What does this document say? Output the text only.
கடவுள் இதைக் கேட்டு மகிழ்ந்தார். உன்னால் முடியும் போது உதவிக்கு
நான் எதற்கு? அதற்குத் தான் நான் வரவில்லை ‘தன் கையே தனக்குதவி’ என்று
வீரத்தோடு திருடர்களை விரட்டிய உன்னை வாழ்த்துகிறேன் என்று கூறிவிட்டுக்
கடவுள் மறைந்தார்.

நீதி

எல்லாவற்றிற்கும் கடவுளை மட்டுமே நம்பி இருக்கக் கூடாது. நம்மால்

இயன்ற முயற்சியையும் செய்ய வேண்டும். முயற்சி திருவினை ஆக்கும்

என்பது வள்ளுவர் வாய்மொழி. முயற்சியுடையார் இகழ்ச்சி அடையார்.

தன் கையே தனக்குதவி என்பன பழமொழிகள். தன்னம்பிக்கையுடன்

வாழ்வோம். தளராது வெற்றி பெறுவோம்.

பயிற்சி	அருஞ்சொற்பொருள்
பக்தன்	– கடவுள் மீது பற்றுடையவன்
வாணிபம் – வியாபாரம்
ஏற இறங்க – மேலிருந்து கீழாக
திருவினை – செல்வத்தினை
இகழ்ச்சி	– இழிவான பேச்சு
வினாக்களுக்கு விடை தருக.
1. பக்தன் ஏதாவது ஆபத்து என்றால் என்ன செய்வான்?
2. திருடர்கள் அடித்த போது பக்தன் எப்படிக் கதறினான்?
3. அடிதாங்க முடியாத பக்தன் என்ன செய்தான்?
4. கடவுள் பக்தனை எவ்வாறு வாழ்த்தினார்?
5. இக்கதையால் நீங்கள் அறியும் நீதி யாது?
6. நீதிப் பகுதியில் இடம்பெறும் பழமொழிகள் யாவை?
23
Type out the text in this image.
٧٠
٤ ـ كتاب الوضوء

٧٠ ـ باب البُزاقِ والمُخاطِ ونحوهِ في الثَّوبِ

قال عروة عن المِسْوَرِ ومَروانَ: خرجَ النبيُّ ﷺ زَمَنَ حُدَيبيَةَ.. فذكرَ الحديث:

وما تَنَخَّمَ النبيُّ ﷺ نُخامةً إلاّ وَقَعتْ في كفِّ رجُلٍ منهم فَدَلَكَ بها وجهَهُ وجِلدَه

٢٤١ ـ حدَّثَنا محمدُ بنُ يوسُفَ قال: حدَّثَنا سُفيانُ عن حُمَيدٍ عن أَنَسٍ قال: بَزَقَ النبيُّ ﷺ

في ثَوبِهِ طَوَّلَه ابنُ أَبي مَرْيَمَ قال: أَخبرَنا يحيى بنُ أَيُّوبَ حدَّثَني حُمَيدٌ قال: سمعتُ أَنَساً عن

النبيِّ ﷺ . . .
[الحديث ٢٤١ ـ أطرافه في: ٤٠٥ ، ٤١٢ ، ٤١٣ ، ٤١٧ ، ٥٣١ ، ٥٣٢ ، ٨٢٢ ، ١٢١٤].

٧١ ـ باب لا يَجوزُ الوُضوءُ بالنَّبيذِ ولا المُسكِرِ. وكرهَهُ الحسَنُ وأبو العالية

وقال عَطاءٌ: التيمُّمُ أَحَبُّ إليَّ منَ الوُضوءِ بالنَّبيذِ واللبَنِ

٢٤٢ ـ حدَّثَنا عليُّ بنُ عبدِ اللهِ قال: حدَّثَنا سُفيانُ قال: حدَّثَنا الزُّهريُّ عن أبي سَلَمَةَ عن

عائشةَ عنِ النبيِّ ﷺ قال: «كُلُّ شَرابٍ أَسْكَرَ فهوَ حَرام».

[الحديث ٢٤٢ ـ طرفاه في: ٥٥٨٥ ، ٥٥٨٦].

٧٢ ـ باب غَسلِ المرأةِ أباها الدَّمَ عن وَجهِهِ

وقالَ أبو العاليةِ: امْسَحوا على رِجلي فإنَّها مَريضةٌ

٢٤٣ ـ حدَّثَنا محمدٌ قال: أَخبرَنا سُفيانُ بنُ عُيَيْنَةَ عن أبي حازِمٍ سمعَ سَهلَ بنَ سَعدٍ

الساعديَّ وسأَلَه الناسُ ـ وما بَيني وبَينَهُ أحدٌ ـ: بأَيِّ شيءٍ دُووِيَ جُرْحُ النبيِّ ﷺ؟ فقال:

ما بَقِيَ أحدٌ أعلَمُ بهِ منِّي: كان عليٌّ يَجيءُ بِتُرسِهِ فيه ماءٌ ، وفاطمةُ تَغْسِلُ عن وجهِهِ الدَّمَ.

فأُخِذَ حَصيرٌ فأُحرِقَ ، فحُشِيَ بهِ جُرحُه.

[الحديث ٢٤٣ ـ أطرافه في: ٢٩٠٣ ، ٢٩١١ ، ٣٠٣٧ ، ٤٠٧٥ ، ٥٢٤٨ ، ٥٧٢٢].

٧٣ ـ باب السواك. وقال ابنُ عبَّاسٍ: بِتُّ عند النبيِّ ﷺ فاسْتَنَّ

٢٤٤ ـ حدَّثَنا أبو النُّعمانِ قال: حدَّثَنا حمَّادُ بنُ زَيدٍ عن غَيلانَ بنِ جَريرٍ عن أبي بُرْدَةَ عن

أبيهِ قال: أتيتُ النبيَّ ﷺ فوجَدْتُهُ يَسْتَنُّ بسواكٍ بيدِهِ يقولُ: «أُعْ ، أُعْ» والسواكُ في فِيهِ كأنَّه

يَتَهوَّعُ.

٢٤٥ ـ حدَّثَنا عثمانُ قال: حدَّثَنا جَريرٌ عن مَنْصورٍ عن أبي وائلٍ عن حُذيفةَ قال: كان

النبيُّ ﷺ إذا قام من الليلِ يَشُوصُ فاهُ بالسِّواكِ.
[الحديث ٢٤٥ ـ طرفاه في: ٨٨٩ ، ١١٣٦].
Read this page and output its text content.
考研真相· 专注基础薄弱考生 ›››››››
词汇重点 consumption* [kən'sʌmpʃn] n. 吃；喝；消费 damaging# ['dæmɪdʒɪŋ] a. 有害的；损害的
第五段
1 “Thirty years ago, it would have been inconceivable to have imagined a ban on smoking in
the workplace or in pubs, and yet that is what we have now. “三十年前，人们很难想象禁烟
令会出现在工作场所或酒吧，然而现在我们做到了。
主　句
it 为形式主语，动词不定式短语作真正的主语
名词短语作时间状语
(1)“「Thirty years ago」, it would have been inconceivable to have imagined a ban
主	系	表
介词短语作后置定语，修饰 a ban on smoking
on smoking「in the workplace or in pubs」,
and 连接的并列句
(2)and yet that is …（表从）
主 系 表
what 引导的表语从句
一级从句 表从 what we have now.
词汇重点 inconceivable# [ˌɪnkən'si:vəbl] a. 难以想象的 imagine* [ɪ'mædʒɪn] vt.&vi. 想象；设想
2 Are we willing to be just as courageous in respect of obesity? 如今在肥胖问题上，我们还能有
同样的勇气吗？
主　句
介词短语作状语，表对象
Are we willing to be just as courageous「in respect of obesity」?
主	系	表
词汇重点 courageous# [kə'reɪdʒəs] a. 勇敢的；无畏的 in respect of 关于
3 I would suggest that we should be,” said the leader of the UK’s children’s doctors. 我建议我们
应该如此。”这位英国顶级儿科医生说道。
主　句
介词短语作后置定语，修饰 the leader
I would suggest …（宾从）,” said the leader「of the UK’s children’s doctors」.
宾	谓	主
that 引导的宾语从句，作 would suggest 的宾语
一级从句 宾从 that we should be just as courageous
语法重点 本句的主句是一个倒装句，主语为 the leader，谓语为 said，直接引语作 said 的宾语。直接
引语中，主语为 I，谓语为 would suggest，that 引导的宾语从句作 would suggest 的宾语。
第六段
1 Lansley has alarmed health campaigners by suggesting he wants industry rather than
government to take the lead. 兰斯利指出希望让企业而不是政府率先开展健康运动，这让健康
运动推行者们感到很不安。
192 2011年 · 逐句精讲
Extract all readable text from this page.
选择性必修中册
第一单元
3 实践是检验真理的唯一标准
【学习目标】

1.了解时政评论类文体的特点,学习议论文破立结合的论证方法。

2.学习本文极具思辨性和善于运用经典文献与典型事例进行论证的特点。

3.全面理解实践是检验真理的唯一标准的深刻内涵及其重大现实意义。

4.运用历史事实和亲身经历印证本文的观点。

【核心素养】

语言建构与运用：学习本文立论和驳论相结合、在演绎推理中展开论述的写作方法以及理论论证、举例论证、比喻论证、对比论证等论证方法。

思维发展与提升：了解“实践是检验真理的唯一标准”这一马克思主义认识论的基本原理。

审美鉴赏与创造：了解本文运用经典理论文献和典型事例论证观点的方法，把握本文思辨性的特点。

──────────

> **Work required**: Copy down every line of the material above that includes the string "leader".

> **Response to the task**:
3 I would suggest that we should be,” said the leader of the UK’s children’s doctors. 我建议我们
介词短语作后置定语，修饰 the leader
I would suggest …（宾从）,” said the leader「of the UK’s children’s doctors」.
语法重点 本句的主句是一个倒装句，主语为 the leader，谓语为 said，直接引语作 said 的宾语。直接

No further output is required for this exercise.